## Work to do:
Below are records. Count every line containing the word "single" and give the number alone.

+++

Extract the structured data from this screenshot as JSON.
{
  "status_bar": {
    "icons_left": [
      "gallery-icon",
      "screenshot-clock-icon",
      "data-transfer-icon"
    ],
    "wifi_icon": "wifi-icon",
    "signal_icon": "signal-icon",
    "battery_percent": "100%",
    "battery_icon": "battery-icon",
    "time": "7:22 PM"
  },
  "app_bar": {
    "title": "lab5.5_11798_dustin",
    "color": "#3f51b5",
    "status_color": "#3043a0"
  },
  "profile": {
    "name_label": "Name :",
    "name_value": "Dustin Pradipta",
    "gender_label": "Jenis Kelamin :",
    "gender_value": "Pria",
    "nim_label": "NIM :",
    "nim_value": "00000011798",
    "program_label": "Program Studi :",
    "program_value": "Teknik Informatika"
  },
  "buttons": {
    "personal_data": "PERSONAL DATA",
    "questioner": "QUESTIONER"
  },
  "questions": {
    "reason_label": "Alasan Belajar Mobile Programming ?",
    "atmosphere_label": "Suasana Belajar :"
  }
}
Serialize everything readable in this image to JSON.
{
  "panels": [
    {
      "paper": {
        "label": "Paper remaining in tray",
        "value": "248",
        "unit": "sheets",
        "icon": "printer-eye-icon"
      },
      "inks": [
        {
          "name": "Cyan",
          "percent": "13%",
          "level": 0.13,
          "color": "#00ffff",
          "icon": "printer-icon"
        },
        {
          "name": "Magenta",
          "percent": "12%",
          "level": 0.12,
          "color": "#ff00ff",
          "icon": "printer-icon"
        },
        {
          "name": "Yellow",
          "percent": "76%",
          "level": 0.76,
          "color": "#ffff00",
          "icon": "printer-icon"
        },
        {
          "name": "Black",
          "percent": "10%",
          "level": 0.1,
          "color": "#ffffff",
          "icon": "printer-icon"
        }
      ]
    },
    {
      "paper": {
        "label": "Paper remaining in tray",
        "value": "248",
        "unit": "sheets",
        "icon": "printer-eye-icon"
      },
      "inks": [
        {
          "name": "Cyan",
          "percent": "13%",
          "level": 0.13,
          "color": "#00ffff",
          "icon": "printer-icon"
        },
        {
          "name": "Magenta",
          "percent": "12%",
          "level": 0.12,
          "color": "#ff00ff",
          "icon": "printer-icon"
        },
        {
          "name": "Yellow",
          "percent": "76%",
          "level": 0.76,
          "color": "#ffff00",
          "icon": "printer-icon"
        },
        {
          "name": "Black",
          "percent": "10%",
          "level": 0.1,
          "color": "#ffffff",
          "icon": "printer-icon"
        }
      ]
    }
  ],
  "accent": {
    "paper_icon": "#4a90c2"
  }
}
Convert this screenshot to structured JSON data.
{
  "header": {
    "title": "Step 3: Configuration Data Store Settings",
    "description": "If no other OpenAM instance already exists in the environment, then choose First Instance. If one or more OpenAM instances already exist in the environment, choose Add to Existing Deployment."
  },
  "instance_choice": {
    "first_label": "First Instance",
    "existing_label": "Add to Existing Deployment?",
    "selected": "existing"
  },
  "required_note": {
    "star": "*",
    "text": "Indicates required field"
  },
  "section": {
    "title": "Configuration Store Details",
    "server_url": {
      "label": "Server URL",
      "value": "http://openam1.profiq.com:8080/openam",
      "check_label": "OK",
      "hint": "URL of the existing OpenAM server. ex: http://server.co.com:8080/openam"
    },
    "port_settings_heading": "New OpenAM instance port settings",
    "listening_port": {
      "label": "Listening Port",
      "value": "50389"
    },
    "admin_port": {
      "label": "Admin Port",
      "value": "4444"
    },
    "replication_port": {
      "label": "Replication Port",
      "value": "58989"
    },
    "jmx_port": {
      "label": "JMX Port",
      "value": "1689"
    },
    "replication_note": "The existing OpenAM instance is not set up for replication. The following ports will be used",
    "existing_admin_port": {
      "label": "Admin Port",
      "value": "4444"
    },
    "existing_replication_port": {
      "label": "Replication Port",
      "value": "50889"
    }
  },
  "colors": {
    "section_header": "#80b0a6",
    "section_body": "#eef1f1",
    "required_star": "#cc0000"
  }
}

+++

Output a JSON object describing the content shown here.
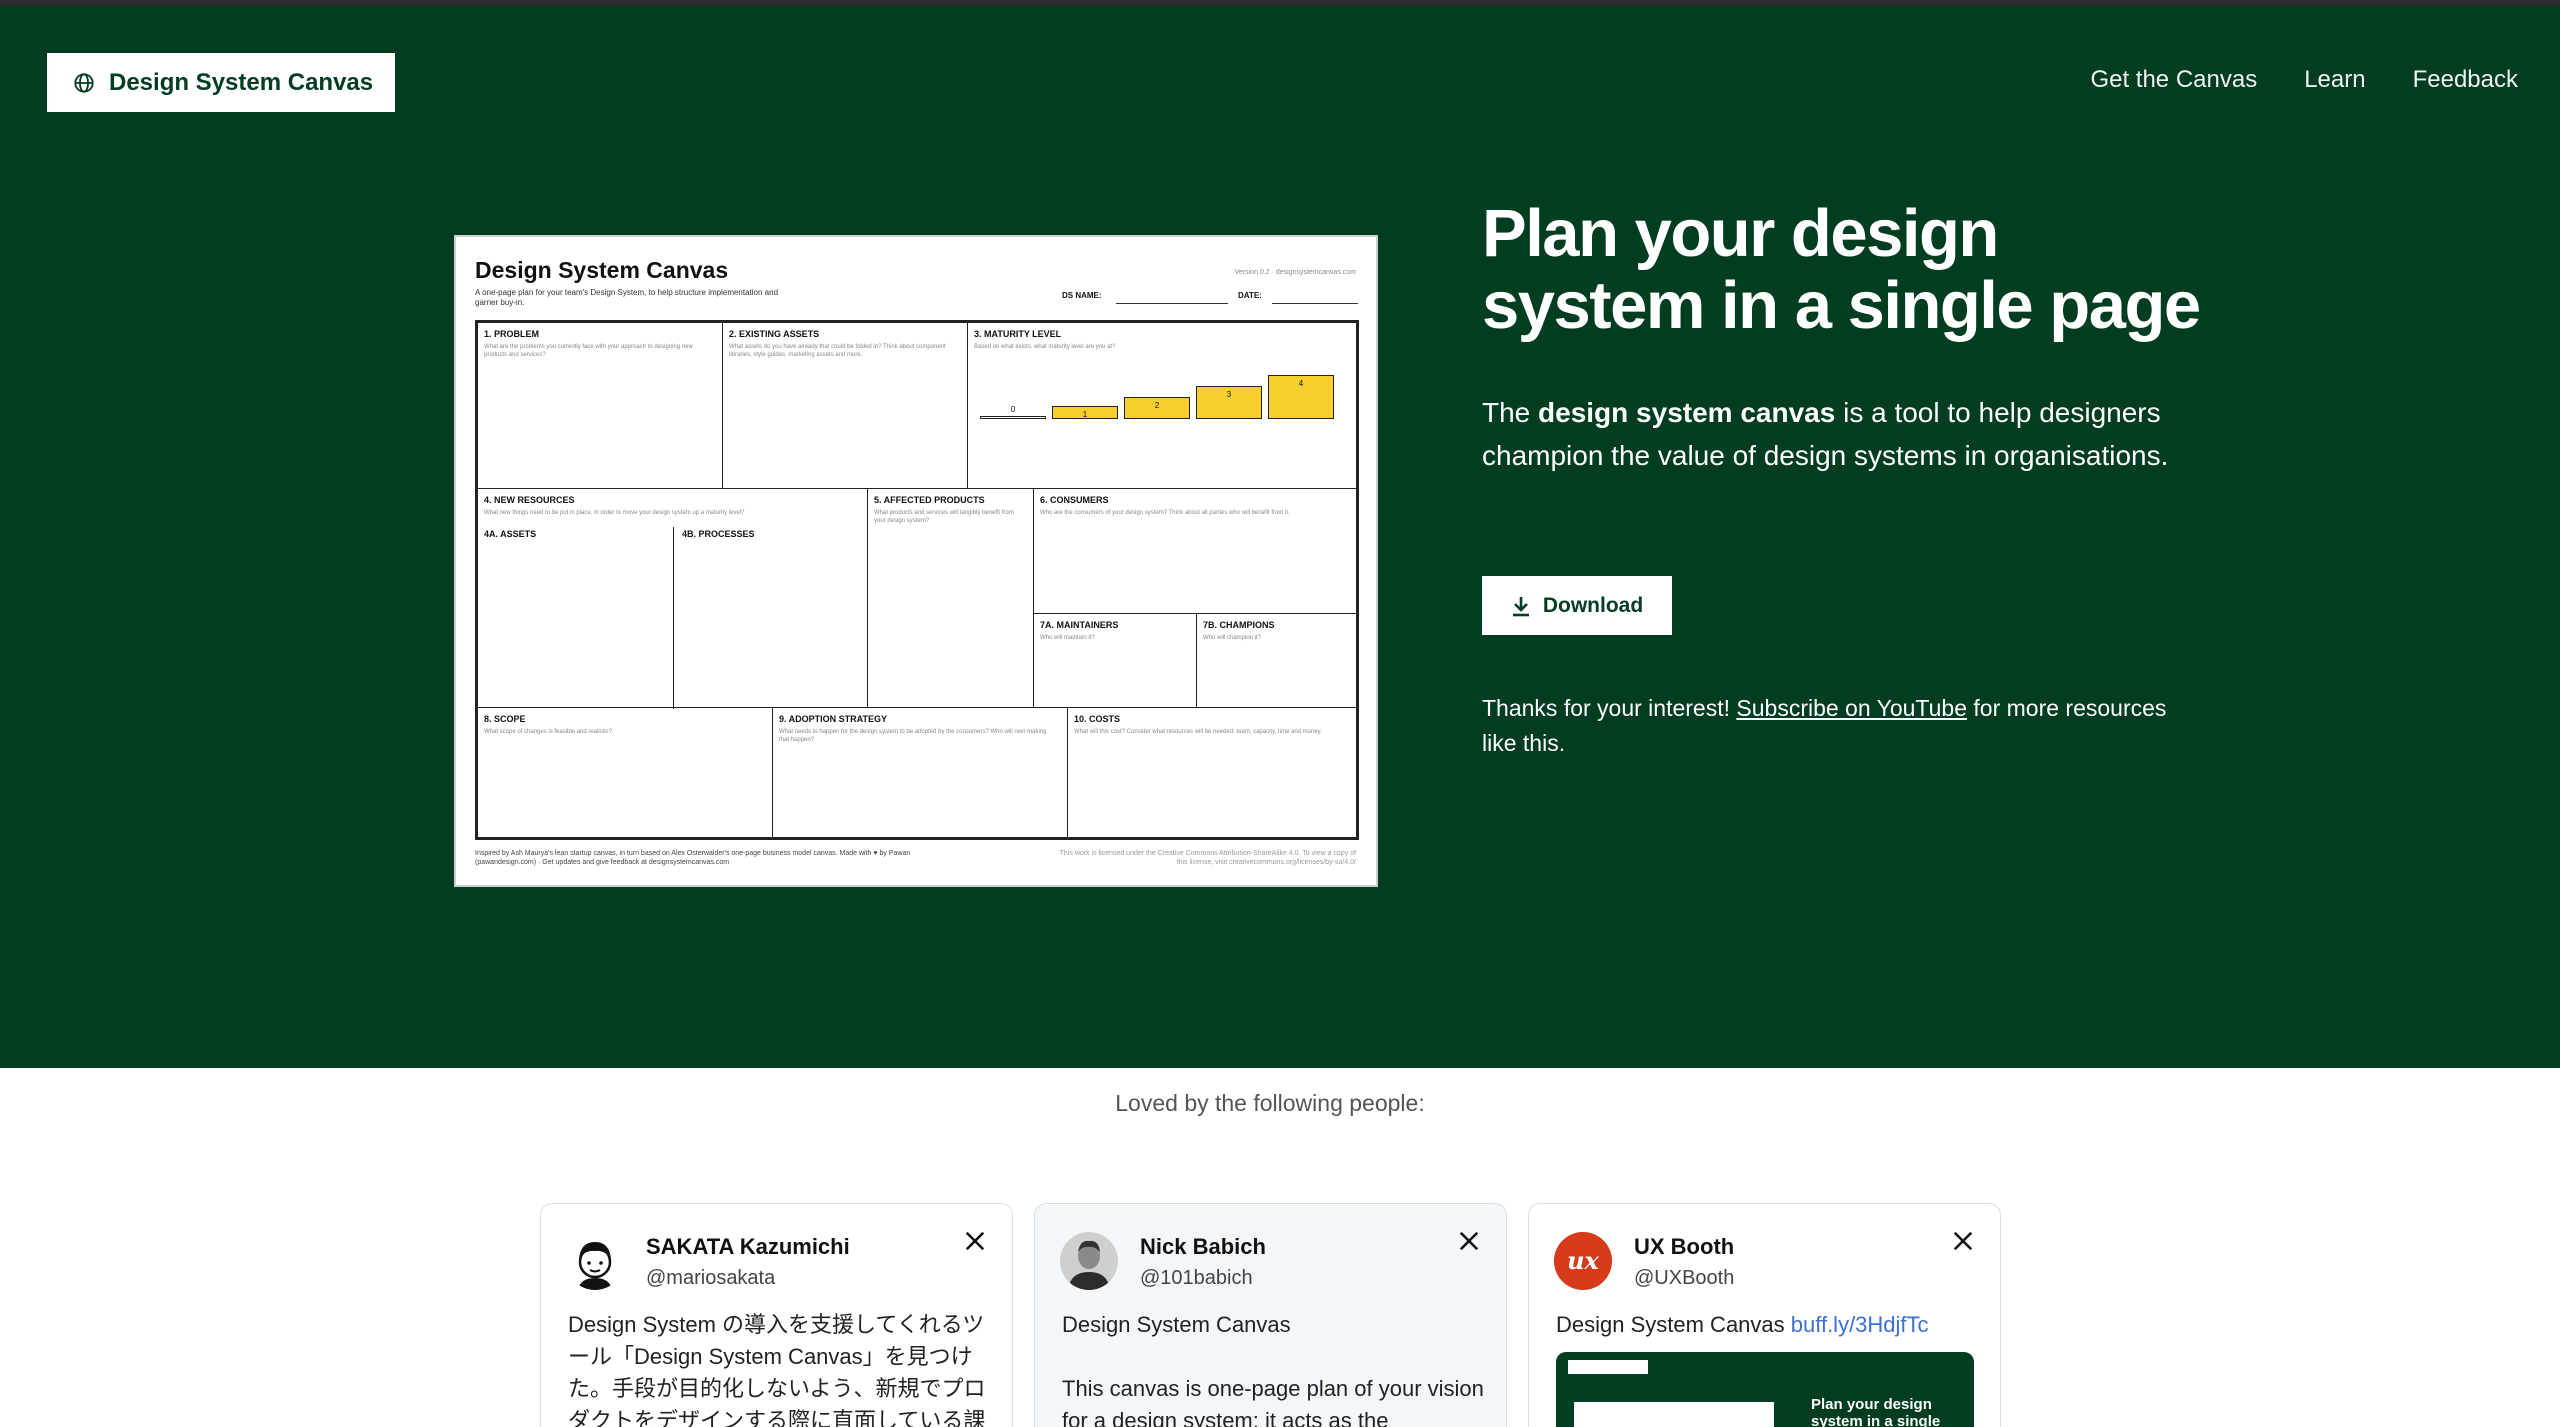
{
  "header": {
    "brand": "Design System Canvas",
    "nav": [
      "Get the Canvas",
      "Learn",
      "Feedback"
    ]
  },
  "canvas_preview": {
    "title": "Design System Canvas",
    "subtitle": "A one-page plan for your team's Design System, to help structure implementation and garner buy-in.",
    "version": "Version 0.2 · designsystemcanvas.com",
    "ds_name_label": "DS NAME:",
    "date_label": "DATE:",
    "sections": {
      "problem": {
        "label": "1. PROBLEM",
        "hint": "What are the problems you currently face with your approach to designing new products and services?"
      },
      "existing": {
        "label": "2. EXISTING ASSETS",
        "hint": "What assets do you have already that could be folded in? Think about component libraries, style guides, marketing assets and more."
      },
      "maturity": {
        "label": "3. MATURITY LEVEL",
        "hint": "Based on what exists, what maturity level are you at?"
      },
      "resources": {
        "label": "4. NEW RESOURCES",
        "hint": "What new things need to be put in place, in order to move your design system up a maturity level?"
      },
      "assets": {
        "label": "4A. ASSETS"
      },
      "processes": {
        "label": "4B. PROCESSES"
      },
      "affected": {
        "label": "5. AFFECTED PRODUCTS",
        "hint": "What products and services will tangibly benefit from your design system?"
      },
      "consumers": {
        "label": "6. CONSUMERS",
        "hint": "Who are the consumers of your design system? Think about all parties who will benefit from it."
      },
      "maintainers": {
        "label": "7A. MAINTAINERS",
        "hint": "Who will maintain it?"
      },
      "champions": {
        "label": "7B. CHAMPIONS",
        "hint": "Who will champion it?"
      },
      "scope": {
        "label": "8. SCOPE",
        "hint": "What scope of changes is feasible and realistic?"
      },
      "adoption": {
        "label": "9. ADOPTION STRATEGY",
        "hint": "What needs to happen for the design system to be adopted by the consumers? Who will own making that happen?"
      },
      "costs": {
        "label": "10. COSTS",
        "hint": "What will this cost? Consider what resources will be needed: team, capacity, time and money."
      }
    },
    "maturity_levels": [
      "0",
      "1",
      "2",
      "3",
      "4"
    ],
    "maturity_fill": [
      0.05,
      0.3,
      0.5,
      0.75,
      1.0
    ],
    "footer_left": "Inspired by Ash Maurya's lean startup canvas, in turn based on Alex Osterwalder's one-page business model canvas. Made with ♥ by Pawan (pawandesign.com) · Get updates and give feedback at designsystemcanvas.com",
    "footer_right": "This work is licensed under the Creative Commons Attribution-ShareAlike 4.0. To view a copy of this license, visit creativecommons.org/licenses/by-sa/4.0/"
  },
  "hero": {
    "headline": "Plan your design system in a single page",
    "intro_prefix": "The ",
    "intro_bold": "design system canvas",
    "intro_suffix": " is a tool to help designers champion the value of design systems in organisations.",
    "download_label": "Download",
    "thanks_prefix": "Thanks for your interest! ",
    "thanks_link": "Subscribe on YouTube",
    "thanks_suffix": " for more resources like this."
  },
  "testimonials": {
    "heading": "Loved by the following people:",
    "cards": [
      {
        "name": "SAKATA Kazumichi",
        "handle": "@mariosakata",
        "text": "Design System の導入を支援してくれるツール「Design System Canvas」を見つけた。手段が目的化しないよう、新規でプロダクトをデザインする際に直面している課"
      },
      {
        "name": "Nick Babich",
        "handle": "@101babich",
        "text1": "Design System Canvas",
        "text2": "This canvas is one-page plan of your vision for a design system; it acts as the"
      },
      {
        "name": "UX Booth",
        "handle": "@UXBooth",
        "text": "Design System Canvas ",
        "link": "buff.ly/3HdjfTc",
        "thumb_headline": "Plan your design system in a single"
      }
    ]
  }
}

+++

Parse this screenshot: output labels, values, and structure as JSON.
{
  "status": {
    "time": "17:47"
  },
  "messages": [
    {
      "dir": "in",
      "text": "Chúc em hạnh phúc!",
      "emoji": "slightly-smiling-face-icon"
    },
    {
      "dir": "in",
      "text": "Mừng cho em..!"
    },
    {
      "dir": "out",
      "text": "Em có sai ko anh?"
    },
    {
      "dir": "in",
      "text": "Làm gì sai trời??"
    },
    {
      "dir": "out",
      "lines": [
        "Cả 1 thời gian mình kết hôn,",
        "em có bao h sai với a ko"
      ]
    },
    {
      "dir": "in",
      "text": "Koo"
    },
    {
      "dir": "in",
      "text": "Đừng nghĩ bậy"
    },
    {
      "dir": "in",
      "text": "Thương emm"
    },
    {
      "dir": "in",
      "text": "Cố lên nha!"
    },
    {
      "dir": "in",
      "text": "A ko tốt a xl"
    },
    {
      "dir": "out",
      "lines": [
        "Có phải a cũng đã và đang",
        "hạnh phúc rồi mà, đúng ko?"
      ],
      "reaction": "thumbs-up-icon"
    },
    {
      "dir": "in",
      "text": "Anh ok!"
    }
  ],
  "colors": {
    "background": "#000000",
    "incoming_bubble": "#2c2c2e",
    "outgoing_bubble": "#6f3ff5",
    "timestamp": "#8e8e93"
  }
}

+++

## Result:
2